» DIRECTIVE
Gather each line of the records where "augue" appears.

» INFORMATION GIVEN
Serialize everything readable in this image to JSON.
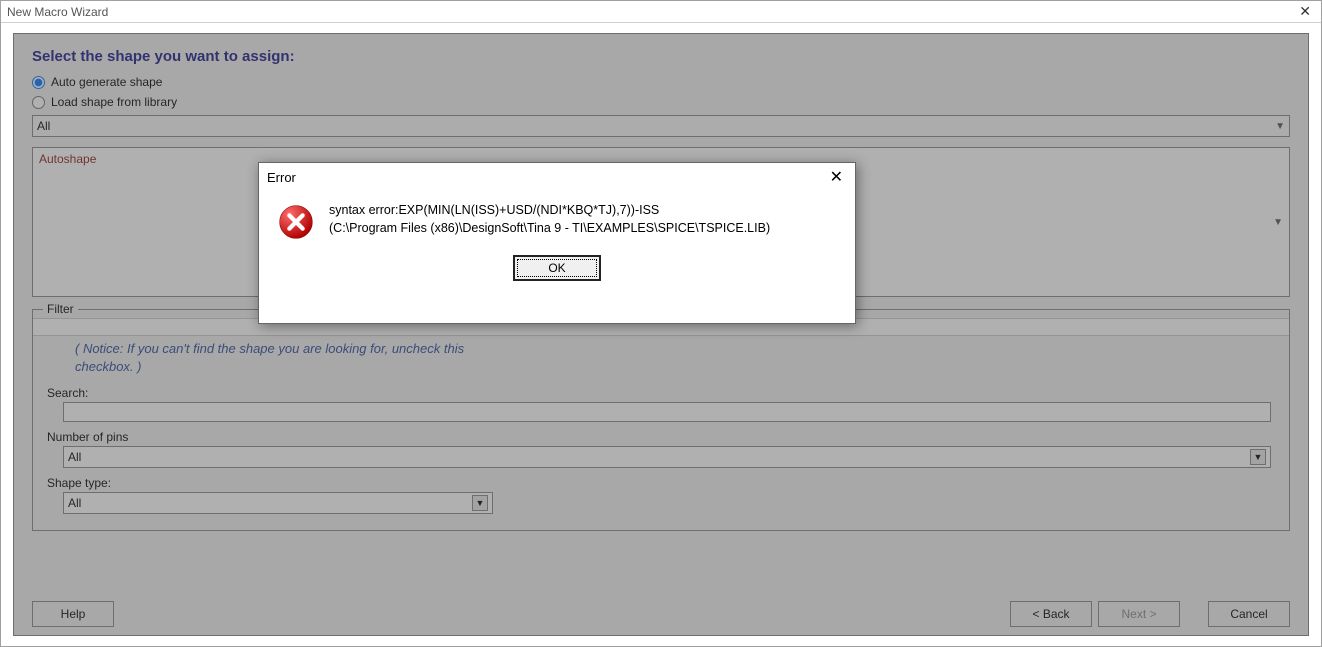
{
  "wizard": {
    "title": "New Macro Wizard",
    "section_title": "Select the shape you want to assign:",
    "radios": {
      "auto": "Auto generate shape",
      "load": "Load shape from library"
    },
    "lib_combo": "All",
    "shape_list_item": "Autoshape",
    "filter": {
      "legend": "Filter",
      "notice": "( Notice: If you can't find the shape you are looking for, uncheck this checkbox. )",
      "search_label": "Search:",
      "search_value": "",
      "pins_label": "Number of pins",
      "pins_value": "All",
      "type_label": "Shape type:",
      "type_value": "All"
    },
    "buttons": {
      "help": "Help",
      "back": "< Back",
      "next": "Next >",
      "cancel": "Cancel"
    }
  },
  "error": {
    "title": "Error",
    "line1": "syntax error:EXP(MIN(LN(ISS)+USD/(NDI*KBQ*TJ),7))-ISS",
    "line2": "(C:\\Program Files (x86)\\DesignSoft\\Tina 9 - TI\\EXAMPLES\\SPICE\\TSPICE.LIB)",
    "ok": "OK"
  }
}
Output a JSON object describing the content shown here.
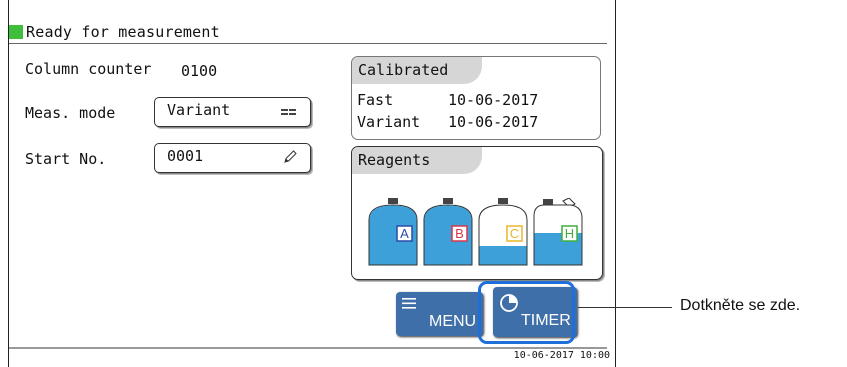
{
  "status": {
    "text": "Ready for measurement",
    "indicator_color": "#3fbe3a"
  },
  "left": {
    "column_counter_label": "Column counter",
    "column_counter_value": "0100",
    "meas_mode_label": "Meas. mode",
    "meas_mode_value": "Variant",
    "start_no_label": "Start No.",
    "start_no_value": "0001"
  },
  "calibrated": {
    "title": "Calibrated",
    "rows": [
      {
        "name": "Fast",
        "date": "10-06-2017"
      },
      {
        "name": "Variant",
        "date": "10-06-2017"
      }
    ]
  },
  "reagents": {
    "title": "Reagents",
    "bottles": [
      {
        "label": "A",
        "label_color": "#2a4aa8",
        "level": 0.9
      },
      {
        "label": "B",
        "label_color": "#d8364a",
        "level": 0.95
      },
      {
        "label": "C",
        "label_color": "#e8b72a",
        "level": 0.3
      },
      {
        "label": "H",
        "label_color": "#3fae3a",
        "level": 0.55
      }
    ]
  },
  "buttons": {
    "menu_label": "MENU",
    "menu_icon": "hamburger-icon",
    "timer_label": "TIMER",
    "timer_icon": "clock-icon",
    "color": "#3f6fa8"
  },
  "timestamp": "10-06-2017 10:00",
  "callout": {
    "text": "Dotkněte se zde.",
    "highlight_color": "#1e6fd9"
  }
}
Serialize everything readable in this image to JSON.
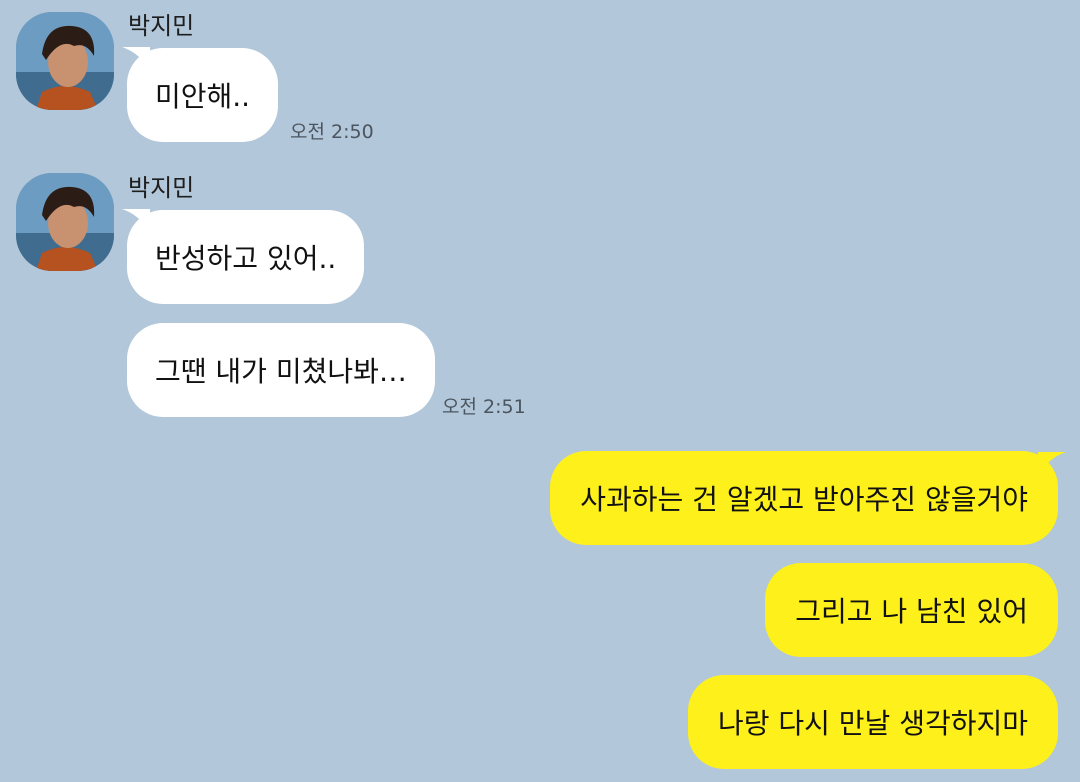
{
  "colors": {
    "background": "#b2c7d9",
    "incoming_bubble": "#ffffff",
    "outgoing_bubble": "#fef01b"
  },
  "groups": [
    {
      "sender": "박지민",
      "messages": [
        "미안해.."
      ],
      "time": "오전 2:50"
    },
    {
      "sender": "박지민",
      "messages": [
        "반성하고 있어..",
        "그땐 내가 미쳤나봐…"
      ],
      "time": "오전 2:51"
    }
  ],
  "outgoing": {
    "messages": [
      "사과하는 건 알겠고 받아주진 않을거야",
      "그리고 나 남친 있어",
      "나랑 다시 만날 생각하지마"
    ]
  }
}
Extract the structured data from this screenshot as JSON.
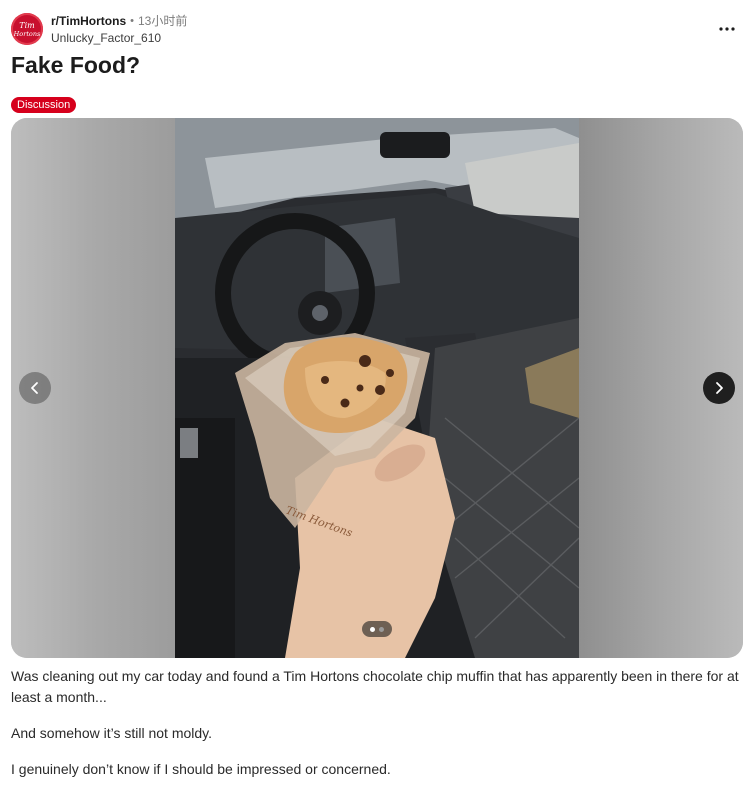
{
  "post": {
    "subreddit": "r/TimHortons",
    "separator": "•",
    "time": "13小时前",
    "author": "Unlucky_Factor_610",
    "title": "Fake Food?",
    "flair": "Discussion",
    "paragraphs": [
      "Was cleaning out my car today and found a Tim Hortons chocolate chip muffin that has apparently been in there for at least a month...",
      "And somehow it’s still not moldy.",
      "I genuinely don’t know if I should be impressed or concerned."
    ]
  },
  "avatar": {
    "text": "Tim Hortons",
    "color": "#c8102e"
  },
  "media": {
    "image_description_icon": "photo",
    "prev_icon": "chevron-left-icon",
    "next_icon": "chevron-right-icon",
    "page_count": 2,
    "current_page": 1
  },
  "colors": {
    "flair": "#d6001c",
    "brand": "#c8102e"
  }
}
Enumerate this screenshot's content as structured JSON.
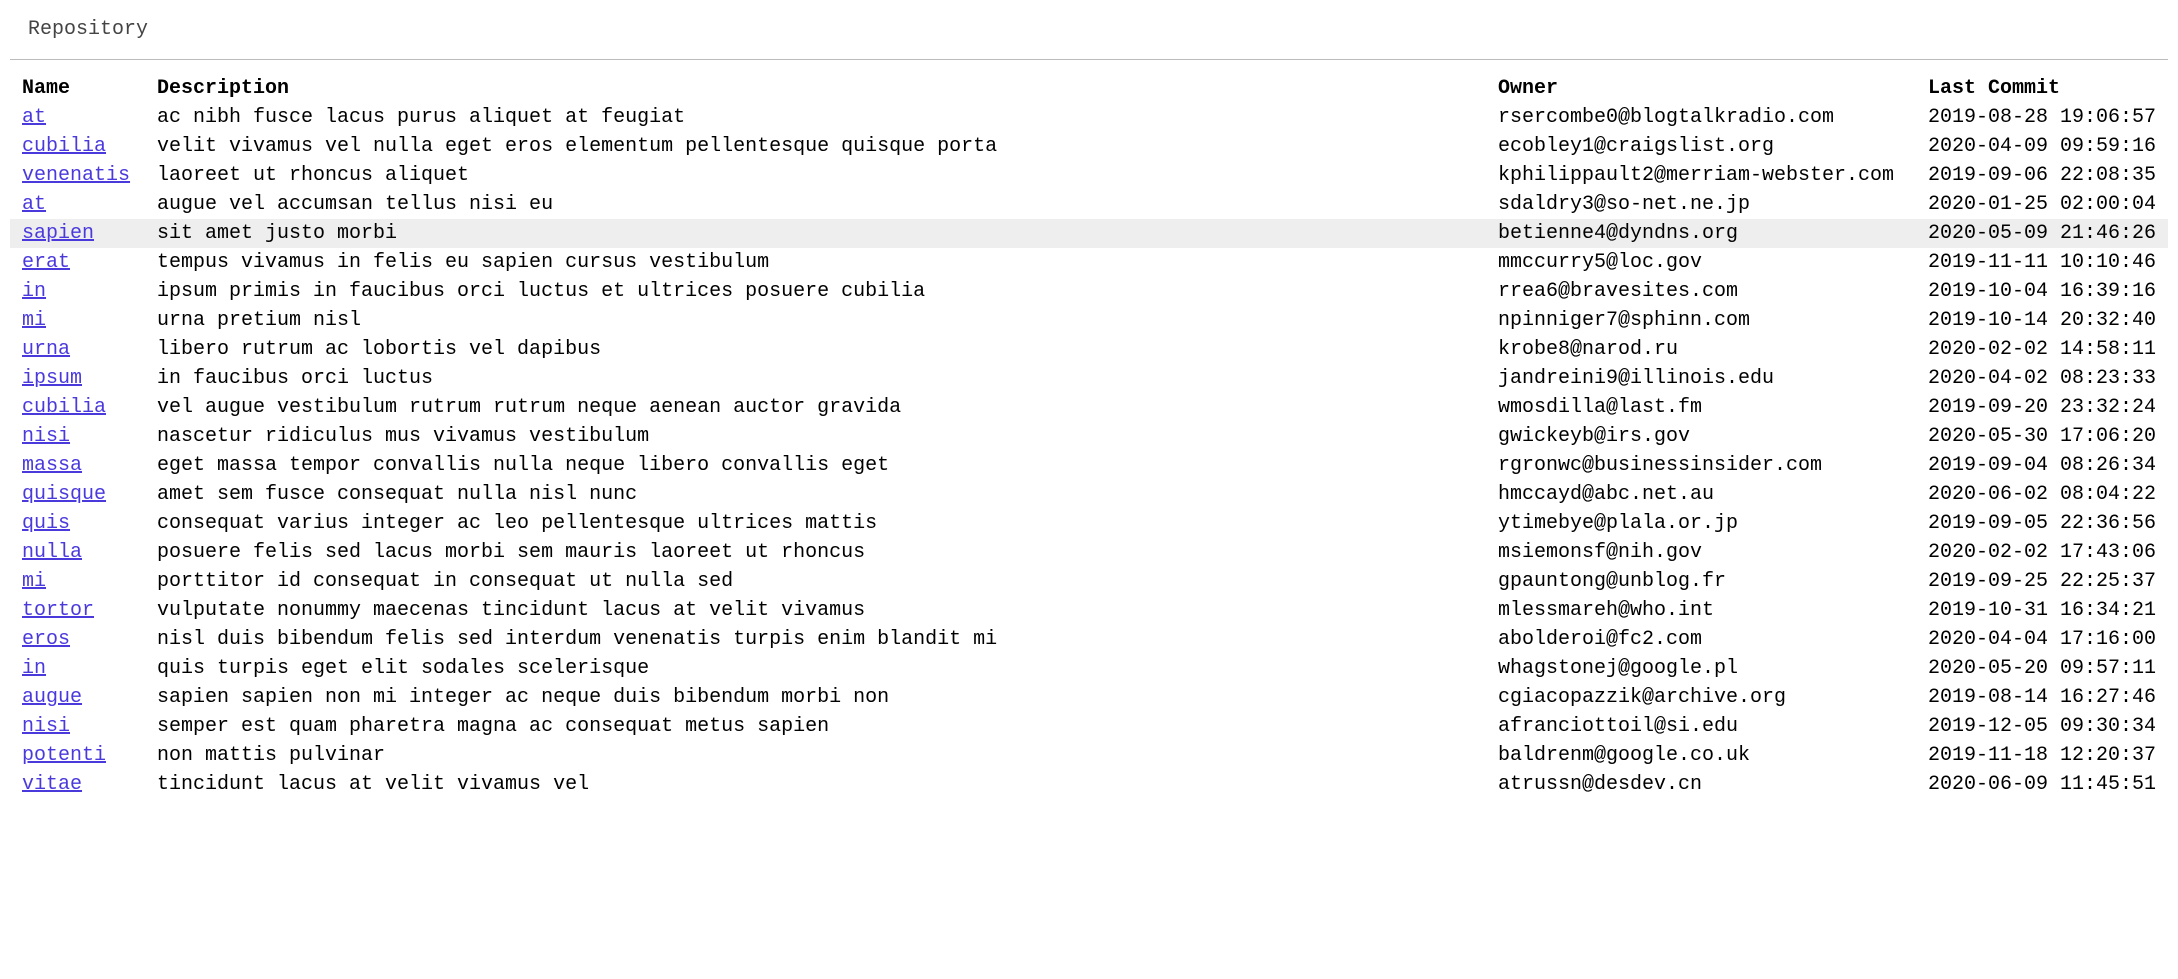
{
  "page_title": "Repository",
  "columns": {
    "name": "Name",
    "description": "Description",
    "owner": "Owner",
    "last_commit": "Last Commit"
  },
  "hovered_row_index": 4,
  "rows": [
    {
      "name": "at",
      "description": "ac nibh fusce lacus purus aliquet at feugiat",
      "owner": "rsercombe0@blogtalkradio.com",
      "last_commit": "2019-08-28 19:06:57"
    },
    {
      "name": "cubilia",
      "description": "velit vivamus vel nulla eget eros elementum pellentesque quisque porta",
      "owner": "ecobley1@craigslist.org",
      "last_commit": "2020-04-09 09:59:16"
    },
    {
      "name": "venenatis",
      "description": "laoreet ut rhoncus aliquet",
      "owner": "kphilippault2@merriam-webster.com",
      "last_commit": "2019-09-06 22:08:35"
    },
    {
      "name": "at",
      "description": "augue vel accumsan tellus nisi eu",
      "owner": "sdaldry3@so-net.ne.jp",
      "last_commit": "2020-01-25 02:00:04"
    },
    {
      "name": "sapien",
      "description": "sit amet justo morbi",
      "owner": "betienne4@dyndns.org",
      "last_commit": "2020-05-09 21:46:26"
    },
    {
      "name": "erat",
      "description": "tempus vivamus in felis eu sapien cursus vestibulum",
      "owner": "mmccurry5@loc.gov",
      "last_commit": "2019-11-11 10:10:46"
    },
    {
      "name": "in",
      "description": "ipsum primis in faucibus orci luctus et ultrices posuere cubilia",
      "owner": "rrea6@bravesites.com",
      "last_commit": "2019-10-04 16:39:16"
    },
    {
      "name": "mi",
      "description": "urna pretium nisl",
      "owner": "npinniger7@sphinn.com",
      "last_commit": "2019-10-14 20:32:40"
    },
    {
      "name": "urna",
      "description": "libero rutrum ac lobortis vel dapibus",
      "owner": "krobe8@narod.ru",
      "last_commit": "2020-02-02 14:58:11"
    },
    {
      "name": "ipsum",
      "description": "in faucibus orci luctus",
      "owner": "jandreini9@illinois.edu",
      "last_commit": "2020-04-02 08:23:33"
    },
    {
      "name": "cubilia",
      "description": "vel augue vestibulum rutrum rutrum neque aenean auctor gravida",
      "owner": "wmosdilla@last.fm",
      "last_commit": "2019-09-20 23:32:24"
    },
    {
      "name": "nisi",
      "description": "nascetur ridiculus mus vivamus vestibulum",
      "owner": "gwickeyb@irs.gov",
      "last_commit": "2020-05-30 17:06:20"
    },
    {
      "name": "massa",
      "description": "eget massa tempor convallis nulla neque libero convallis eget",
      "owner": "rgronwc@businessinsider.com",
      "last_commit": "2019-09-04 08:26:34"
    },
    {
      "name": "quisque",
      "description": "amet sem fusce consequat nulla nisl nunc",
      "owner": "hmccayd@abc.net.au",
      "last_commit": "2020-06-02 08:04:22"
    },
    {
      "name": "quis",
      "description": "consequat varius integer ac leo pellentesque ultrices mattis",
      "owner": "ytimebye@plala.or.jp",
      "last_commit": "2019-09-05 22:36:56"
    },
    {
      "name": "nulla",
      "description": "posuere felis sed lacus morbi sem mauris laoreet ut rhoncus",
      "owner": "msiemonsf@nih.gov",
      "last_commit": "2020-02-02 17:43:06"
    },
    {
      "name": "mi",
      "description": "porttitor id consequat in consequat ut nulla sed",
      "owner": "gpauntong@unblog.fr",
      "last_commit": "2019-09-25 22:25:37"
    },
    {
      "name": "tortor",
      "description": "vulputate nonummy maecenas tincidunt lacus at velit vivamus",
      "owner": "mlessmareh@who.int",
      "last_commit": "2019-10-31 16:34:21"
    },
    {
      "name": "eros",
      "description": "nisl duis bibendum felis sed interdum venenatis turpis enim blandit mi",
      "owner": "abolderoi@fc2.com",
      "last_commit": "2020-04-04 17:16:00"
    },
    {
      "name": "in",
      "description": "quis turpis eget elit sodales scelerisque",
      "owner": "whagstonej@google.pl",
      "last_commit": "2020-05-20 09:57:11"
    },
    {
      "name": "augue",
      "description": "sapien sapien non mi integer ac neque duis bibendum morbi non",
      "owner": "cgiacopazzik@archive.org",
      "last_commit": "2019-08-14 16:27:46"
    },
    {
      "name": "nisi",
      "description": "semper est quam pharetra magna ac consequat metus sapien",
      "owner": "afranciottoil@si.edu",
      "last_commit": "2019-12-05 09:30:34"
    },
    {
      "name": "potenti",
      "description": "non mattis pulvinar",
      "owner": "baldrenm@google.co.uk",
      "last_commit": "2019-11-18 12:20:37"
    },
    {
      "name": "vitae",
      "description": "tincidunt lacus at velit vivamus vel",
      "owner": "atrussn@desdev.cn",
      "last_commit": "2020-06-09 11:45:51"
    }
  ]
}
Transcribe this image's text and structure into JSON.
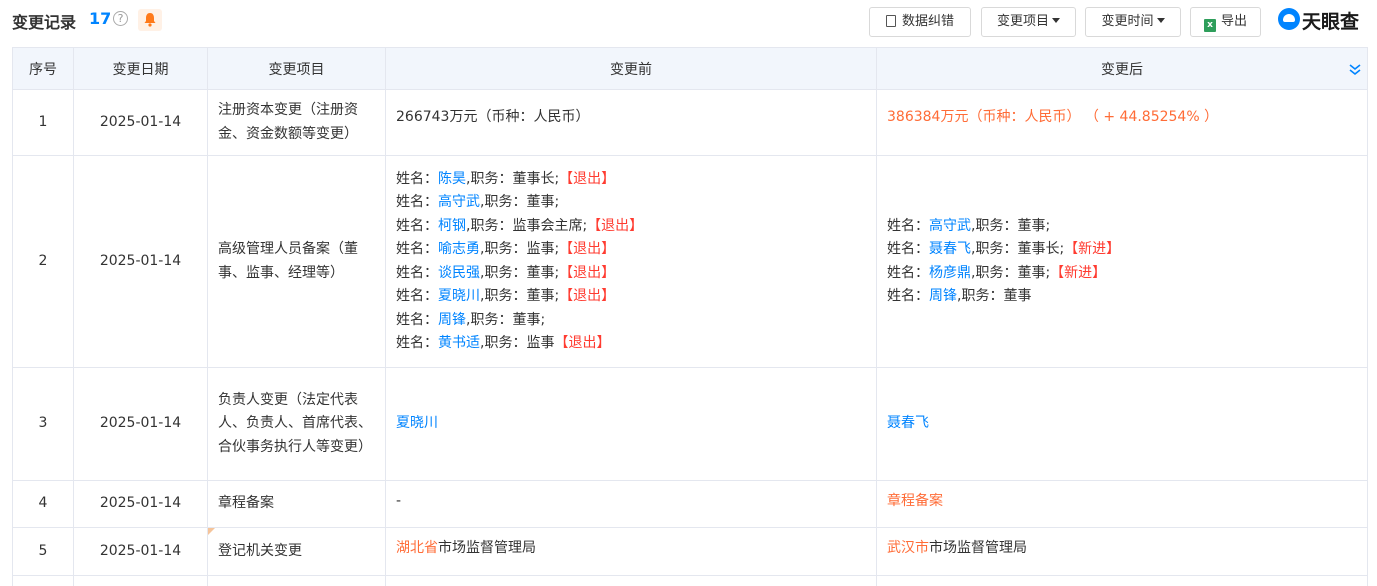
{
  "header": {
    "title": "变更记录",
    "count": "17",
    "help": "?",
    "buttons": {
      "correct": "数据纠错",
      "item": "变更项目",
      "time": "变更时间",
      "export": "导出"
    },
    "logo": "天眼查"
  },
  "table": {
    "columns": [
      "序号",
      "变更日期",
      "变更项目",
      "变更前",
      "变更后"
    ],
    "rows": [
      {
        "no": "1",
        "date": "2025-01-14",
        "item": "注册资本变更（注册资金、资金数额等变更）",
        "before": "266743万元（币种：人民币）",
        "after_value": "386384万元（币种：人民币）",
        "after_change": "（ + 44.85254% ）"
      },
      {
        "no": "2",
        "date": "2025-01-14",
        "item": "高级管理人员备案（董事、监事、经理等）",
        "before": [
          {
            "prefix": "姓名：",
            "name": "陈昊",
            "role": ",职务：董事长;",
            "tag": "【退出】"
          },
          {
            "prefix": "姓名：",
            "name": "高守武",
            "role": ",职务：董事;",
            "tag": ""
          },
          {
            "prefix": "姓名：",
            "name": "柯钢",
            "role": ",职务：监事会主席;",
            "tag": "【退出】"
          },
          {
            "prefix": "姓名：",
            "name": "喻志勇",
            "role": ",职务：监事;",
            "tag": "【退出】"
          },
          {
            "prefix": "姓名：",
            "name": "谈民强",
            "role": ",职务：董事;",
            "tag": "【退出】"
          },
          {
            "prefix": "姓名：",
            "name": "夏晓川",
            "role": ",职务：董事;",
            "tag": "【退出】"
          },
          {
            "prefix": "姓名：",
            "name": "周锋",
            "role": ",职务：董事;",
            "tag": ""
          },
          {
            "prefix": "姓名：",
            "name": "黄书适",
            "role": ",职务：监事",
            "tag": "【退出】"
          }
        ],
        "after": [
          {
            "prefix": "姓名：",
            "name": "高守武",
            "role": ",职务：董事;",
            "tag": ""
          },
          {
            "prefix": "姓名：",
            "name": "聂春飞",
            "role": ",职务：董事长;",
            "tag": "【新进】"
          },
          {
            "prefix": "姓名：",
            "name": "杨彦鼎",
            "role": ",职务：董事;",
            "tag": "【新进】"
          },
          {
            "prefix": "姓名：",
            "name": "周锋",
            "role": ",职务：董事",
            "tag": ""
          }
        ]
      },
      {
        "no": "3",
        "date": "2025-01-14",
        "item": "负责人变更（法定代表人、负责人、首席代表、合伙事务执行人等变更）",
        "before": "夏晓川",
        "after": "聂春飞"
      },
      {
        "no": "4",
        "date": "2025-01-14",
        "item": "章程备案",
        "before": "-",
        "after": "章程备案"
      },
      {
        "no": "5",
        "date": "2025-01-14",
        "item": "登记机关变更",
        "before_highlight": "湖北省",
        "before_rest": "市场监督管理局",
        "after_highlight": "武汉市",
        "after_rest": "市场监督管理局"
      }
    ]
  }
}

» RESULT OF THE TASK
      "description": "augue vel accumsan tellus nisi eu",
      "description": "vel augue vestibulum rutrum rutrum neque aenean auctor gravida",
      "name": "augue",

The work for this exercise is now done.